Aim of the task: Retype the records below exactly as they appear, but leave out any pictures.

-- Records for this task start --

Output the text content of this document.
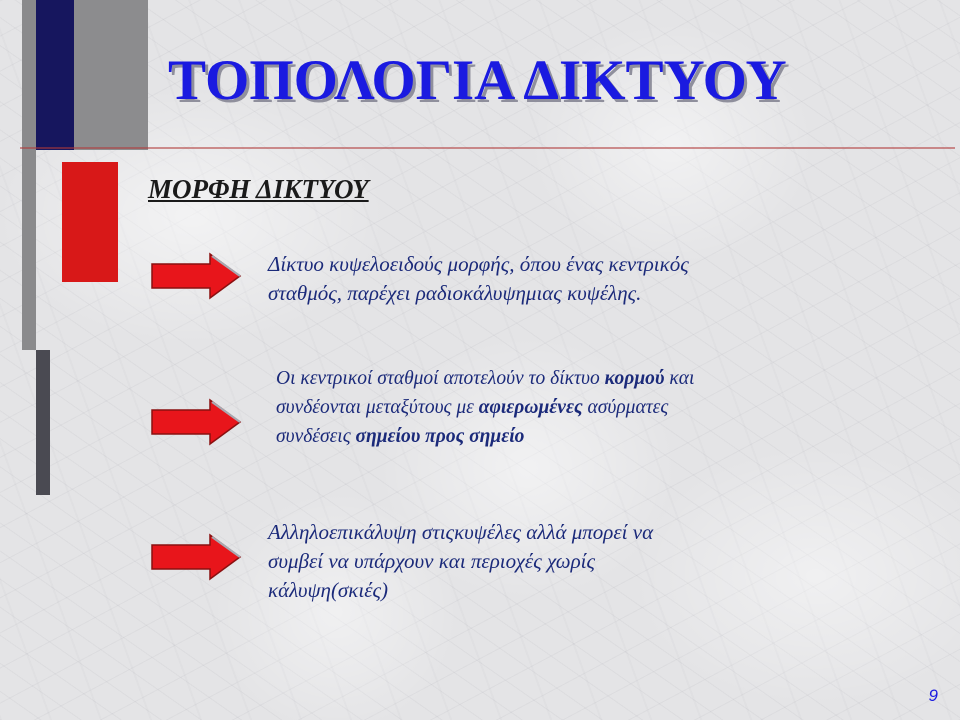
ΤΟΠΟΛΟΓΙΑ ΔΙΚΤΥΟΥ
ΜΟΡΦΗ ΔΙΚΤΥΟΥ

Δίκτυο κυψελοειδούς μορφής, όπου ένας κεντρικός
σταθμός, παρέχει ραδιοκάλυψημιας κυψέλης.

Οι κεντρικοί σταθμοί αποτελούν το δίκτυο κορμού και
συνδέονται μεταξύτους με αφιερωμένες ασύρματες
συνδέσεις σημείου προς σημείο

Αλληλοεπικάλυψη στιςκυψέλες αλλά μπορεί να
συμβεί να υπάρχουν και περιοχές χωρίς
κάλυψη(σκιές)

9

-- Records for this task end --

Answer to this problem:
Output the text content of this document.
ΤΟΠΟΛΟΓΙΑ ΔΙΚΤΥΟΥ
ΜΟΡΦΗ ΔΙΚΤΥΟΥ

Δίκτυο κυψελοειδούς μορφής, όπου ένας κεντρικός
σταθμός, παρέχει ραδιοκάλυψημιας κυψέλης.

Οι κεντρικοί σταθμοί αποτελούν το δίκτυο κορμού και
συνδέονται μεταξύτους με αφιερωμένες ασύρματες
συνδέσεις σημείου προς σημείο

Αλληλοεπικάλυψη στιςκυψέλες αλλά μπορεί να
συμβεί να υπάρχουν και περιοχές χωρίς
κάλυψη(σκιές)

9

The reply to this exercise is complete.